Task directions: Each line that holds the word "question" counts once; give the total for the records below and nothing else.

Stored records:
----
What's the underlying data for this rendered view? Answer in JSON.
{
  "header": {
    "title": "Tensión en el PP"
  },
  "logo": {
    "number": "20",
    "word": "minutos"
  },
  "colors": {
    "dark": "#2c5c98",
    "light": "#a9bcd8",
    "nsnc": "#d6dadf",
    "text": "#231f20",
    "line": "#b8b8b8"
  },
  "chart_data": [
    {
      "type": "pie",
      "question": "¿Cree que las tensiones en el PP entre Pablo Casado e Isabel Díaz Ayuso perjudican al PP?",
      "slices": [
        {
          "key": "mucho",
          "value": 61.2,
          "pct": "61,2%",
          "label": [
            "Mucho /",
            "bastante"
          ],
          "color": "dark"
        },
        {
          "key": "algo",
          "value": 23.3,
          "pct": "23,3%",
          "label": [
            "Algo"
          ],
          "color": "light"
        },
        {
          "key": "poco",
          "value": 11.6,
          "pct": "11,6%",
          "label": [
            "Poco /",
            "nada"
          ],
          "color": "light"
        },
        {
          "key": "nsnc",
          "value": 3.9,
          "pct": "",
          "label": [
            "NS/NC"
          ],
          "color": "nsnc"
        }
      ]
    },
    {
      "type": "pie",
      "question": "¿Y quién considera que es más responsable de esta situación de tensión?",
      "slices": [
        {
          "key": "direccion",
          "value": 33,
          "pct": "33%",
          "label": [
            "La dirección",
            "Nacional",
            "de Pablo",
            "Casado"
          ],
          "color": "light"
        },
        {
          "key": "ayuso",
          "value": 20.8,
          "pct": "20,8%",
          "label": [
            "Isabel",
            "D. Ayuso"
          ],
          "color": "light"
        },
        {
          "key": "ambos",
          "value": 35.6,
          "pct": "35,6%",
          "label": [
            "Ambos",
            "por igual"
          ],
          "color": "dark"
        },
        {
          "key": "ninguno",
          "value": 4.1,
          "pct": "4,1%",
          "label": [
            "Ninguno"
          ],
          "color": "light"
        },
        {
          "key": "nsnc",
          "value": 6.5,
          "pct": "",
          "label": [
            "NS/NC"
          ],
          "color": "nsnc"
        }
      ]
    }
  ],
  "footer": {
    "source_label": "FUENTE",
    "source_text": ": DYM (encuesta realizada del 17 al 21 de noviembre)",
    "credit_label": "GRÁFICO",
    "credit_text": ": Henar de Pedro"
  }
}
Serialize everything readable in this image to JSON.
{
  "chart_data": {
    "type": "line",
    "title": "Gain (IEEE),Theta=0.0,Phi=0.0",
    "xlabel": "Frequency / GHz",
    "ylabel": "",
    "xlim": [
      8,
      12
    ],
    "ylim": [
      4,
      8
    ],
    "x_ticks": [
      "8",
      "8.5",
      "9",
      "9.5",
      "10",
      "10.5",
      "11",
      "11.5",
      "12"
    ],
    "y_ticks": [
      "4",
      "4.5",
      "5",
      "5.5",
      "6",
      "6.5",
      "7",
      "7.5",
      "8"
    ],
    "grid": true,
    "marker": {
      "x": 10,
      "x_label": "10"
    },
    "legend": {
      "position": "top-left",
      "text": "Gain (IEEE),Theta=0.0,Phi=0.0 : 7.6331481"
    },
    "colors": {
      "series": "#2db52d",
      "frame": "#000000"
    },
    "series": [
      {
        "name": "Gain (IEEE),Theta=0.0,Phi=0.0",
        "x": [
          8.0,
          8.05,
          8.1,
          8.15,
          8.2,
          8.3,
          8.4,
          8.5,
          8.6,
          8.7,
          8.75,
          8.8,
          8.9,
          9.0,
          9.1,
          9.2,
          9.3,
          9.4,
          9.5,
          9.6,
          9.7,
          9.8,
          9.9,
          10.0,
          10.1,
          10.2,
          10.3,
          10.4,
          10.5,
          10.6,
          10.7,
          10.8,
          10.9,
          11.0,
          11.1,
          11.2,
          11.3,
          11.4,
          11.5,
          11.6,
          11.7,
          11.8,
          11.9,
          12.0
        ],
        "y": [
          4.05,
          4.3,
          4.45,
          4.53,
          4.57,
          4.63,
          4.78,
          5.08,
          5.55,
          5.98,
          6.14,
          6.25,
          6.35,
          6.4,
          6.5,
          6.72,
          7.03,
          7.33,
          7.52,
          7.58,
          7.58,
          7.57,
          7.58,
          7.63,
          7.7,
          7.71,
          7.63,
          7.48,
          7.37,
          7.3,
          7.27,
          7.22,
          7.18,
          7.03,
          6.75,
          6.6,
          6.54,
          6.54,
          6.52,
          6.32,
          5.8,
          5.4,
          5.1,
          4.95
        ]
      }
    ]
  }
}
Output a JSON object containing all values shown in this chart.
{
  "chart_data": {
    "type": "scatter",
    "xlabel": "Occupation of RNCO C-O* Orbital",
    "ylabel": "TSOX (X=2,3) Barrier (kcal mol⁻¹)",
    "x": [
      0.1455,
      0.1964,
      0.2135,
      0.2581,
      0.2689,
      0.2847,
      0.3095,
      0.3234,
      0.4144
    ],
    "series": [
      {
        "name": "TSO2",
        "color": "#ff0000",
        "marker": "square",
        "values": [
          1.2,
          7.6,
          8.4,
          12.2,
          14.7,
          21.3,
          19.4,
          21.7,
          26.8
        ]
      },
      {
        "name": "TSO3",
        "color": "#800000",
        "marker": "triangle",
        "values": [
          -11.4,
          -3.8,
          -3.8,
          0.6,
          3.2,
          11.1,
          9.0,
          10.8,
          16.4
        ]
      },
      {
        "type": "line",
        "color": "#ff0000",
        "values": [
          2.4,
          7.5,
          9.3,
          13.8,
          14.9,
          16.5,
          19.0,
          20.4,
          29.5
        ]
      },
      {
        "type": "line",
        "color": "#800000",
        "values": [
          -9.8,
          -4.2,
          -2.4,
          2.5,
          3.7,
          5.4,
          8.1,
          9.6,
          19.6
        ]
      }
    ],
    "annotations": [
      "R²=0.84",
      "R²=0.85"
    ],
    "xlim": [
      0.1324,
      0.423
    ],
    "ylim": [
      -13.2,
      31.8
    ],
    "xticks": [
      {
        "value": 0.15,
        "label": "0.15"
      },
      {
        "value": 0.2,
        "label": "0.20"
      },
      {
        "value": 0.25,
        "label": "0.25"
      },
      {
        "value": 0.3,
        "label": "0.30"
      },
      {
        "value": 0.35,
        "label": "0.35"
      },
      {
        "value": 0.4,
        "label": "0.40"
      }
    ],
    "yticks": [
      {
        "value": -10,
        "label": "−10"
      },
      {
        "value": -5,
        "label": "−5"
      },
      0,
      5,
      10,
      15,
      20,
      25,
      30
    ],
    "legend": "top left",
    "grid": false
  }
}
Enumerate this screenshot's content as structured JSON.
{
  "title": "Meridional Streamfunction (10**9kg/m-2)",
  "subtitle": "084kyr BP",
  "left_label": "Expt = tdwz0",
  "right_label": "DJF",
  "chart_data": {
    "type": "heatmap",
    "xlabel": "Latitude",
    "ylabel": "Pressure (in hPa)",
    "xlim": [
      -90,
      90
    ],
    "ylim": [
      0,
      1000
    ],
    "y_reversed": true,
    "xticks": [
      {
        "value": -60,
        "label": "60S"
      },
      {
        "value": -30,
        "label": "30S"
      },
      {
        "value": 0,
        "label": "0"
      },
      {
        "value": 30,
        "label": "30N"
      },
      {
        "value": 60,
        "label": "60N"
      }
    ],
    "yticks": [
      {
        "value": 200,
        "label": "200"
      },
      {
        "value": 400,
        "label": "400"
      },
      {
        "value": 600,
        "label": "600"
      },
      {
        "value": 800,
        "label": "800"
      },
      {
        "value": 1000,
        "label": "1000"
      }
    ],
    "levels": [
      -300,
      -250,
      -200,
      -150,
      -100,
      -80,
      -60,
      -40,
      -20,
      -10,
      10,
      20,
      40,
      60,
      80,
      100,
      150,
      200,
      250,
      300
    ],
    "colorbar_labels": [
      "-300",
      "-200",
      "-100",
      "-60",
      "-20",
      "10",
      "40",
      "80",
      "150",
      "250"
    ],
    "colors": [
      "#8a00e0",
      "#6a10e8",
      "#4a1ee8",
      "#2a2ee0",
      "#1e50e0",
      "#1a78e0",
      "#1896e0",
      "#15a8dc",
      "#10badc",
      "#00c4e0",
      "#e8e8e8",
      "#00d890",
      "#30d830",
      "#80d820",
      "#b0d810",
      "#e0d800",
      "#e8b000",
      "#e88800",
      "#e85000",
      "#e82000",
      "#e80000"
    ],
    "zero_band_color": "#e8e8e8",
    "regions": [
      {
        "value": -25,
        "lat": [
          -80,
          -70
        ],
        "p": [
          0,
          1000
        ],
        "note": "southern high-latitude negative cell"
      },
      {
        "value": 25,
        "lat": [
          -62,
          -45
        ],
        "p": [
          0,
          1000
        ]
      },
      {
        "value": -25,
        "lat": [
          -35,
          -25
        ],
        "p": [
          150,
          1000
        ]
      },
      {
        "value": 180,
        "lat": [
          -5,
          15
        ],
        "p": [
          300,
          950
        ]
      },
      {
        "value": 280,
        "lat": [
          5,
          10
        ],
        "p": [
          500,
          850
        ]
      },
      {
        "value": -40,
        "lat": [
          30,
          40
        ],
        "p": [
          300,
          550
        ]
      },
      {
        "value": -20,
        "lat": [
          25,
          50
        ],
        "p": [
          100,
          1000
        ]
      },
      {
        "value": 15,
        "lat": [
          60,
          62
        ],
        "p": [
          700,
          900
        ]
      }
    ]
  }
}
----
The solution: 2